TASK DESCRIPTION ▸ The entries that follow should be written out exactly.

Stored data entries
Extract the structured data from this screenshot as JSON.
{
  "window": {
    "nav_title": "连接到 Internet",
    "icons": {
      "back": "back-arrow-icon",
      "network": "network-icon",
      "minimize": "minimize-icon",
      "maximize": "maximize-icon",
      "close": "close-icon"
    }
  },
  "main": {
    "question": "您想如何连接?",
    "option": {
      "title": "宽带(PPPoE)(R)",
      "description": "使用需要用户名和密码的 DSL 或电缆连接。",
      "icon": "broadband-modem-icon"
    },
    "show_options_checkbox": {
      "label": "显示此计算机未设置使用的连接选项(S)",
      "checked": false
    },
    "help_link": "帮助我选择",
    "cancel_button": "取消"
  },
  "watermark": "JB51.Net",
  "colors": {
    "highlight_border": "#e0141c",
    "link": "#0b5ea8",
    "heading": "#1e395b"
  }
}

WRITTEN ANSWER ▸
Extract the structured data from this screenshot as JSON.
{
  "window": {
    "nav_title": "连接到 Internet",
    "icons": {
      "back": "back-arrow-icon",
      "network": "network-icon",
      "minimize": "minimize-icon",
      "maximize": "maximize-icon",
      "close": "close-icon"
    }
  },
  "main": {
    "question": "您想如何连接?",
    "option": {
      "title": "宽带(PPPoE)(R)",
      "description": "使用需要用户名和密码的 DSL 或电缆连接。",
      "icon": "broadband-modem-icon"
    },
    "show_options_checkbox": {
      "label": "显示此计算机未设置使用的连接选项(S)",
      "checked": false
    },
    "help_link": "帮助我选择",
    "cancel_button": "取消"
  },
  "watermark": "JB51.Net",
  "colors": {
    "highlight_border": "#e0141c",
    "link": "#0b5ea8",
    "heading": "#1e395b"
  }
}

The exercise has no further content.